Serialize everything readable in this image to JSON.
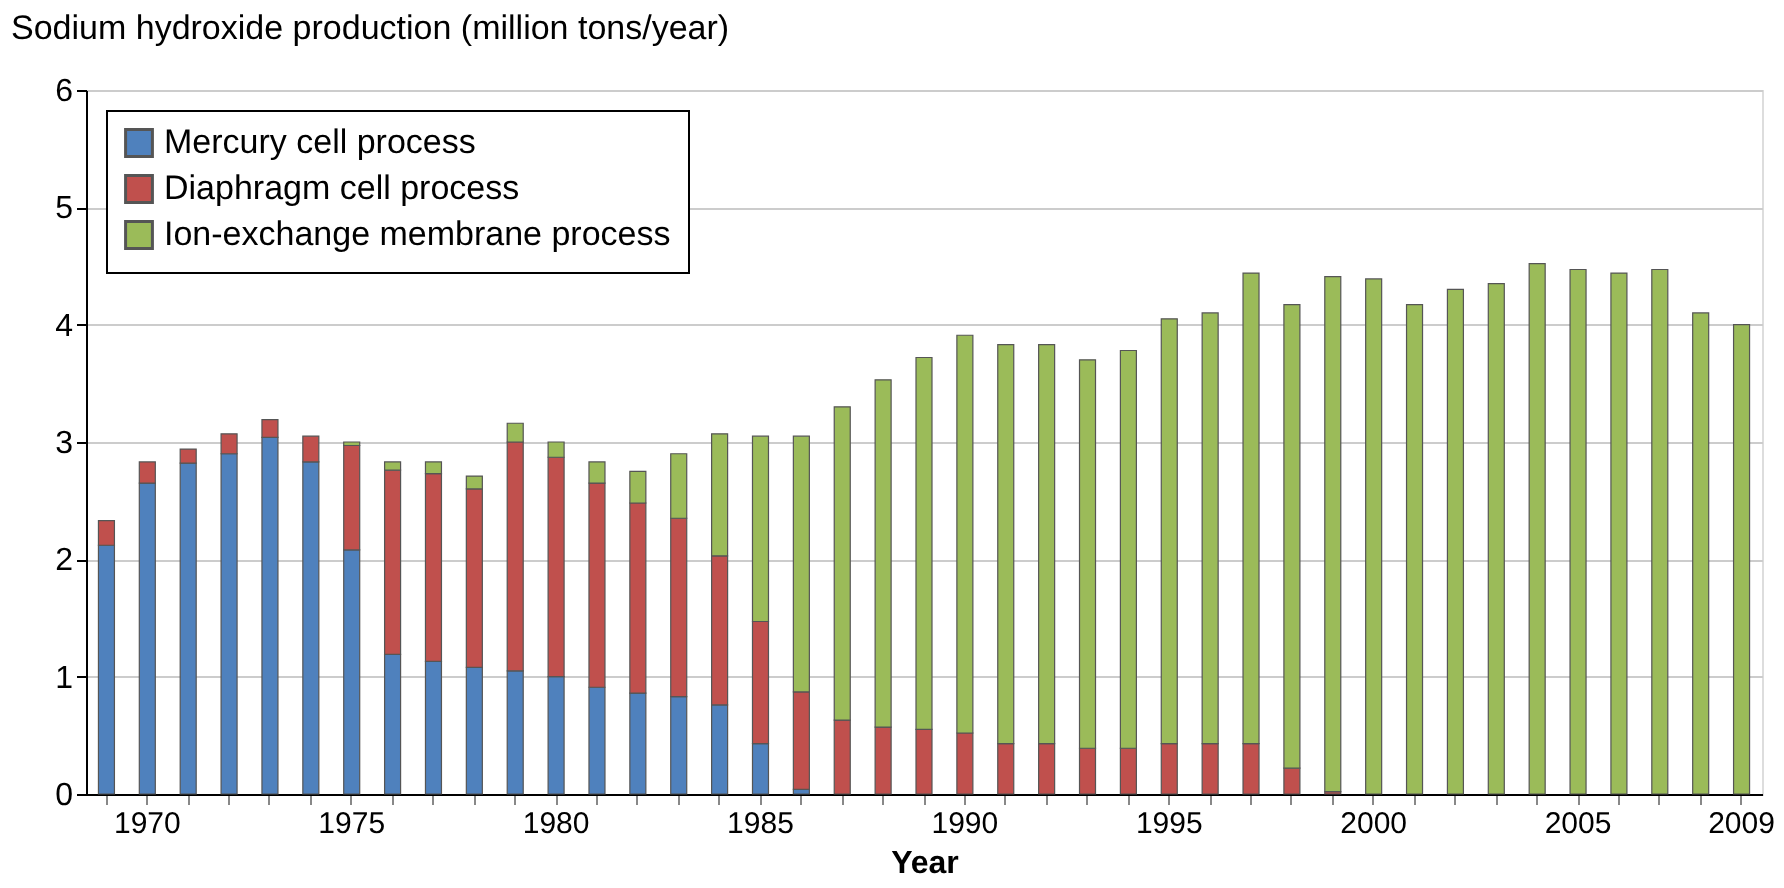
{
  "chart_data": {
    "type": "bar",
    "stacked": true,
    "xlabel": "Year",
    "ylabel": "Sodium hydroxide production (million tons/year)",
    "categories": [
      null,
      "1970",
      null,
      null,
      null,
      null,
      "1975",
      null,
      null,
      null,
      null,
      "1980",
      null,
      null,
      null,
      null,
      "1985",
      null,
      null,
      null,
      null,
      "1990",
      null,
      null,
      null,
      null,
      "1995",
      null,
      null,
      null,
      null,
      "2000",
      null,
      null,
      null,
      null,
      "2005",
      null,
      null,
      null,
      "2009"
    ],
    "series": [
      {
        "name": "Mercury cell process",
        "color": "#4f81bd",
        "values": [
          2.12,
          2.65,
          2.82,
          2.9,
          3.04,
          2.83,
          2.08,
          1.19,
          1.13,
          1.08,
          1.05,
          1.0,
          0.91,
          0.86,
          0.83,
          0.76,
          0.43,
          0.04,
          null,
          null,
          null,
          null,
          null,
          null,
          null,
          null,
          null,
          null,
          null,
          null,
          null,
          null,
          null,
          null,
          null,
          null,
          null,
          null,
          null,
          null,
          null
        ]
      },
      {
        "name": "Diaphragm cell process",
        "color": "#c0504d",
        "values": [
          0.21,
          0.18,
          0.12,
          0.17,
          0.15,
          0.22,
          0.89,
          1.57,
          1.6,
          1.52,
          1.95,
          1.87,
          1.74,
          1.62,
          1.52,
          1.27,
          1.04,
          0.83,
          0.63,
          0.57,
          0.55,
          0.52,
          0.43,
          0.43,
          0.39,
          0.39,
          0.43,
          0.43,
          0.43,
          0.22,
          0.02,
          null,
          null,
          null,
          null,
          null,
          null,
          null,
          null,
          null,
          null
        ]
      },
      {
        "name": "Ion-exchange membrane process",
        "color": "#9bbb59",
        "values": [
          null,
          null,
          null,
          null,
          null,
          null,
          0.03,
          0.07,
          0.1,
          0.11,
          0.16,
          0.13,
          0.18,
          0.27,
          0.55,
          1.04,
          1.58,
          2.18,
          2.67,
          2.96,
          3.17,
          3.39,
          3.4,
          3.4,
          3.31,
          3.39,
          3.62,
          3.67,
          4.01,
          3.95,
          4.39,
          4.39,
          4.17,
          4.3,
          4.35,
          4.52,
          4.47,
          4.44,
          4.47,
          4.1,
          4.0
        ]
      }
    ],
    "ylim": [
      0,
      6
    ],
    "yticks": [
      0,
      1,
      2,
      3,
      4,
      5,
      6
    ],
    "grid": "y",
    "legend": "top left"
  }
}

====================

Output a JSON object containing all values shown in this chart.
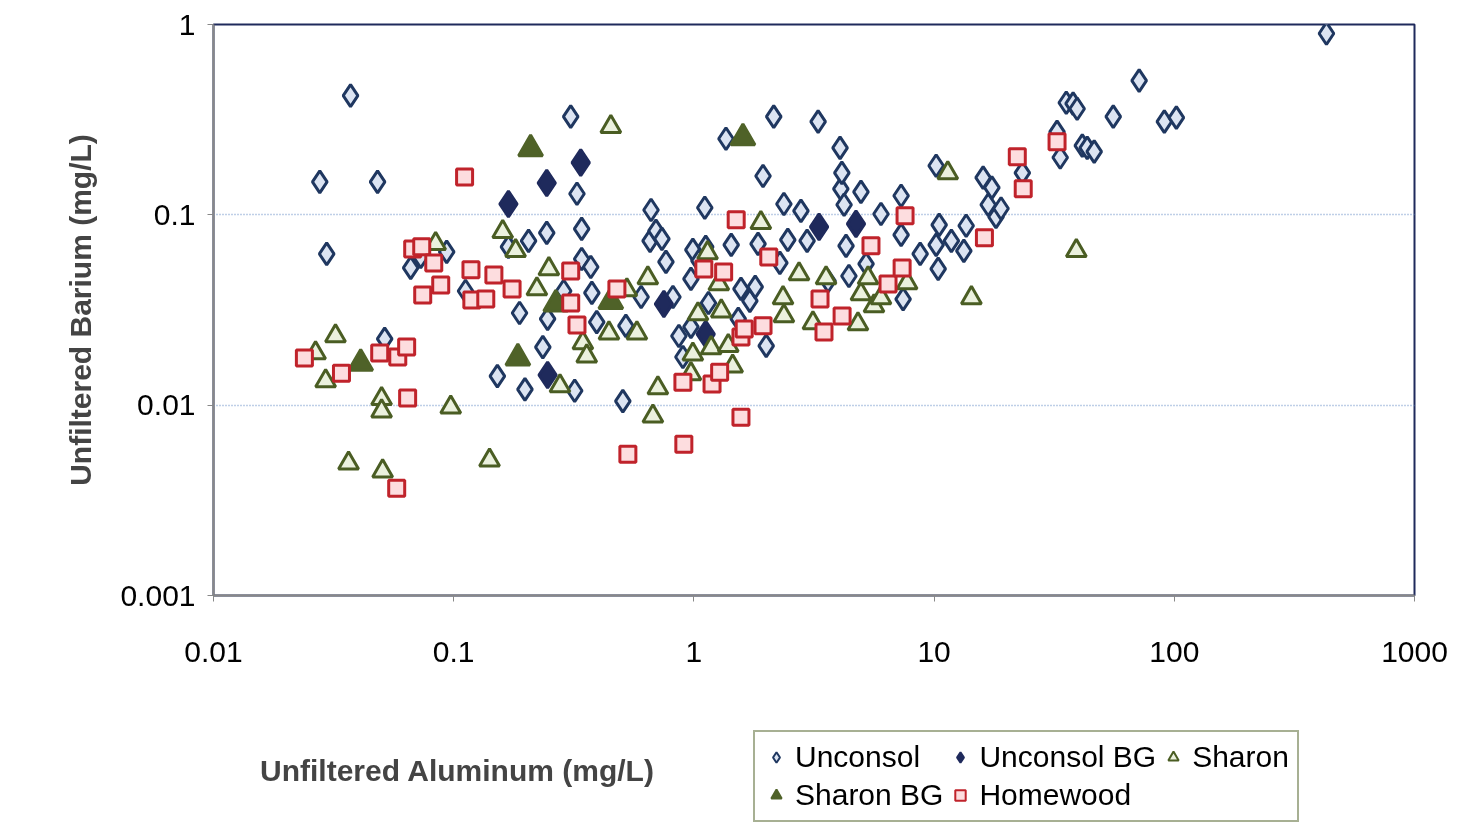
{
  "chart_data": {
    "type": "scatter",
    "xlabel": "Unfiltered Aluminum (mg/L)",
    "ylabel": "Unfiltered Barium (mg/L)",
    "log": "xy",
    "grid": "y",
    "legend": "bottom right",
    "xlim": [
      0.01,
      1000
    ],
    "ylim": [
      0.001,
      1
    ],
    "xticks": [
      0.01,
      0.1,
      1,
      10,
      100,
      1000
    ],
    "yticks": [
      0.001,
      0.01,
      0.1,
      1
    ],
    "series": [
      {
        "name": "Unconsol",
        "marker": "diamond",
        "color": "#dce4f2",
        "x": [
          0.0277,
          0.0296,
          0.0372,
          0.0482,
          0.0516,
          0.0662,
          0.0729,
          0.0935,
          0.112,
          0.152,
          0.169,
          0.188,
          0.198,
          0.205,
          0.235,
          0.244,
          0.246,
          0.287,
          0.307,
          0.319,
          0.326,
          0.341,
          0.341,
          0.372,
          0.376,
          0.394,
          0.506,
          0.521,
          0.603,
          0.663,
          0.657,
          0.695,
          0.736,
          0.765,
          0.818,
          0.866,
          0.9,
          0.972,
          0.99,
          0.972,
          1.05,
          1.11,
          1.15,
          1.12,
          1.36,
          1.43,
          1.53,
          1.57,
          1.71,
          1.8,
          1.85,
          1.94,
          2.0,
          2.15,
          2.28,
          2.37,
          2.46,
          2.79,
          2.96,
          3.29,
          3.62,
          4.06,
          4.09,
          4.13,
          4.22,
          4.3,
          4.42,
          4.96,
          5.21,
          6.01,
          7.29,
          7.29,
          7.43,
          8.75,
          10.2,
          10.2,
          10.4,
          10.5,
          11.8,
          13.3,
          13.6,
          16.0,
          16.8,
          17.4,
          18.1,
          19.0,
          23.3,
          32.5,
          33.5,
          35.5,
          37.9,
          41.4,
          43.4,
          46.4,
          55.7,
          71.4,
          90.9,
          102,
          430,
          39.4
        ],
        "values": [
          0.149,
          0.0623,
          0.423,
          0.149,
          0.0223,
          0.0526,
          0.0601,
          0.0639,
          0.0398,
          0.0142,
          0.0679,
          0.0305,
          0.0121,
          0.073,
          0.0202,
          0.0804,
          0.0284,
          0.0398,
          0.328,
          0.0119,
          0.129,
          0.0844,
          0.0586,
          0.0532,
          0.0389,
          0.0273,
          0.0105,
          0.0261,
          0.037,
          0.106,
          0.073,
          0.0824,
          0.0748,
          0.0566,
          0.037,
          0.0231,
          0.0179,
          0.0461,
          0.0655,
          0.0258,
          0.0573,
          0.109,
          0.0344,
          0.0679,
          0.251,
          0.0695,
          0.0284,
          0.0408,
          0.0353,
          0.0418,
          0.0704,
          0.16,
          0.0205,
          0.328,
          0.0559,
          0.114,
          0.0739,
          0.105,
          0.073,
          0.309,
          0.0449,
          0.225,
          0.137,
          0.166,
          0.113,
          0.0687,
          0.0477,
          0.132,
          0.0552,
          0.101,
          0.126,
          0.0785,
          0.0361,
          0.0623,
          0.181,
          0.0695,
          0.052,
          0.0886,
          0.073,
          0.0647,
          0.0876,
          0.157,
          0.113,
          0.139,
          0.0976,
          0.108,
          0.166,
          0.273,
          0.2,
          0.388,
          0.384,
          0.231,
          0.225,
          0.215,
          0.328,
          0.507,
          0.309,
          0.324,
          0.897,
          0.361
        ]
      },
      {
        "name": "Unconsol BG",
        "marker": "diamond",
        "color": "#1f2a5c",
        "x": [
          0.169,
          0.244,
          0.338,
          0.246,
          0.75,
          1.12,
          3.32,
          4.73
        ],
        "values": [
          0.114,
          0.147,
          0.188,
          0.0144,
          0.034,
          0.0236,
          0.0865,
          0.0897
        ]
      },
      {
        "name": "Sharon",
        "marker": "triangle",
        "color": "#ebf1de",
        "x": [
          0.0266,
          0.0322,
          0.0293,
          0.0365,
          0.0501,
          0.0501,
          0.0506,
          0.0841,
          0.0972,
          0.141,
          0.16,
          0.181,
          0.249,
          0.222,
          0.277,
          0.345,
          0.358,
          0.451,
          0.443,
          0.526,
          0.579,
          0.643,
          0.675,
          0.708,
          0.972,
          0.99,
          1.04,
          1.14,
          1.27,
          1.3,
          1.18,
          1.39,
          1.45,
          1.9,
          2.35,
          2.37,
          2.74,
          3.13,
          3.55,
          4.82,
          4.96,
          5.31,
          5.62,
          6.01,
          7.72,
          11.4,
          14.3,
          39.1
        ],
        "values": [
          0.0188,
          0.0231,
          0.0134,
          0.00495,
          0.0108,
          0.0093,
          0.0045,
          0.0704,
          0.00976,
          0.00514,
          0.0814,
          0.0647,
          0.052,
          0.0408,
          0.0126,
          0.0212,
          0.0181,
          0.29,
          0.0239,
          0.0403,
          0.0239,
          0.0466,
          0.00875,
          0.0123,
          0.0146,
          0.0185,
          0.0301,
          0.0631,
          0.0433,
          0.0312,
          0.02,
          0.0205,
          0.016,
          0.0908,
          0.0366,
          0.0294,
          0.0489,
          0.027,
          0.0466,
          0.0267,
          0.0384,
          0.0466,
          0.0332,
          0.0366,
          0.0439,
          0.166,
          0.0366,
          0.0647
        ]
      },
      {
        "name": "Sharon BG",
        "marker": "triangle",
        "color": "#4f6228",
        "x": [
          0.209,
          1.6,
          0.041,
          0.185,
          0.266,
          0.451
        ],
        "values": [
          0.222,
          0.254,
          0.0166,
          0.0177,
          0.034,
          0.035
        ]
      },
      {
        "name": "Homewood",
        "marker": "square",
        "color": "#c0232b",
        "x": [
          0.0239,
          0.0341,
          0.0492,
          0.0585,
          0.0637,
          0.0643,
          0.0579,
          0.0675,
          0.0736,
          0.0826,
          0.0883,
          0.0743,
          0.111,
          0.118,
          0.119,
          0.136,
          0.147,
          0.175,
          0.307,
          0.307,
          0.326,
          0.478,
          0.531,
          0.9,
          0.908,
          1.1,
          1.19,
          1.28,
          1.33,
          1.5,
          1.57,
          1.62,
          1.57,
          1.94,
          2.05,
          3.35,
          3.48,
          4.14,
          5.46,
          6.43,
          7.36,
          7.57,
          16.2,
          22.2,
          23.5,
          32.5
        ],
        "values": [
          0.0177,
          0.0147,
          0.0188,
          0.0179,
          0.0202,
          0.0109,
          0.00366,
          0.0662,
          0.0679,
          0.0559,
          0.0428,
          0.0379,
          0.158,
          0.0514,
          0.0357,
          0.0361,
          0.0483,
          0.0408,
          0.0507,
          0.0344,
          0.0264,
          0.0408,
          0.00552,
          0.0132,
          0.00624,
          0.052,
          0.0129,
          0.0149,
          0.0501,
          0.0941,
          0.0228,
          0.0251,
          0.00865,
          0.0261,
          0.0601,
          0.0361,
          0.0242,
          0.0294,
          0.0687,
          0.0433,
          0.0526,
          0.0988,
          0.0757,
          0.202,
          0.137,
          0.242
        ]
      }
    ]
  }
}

====================

# Aim
Extract all lines from the material above that include the word "name".

# Exercise answer
        "name": "Mercury cell process",
        "name": "Diaphragm cell process",
        "name": "Ion-exchange membrane process",
        "name": "Unconsol",
        "name": "Unconsol BG",
        "name": "Sharon",
        "name": "Sharon BG",
        "name": "Homewood",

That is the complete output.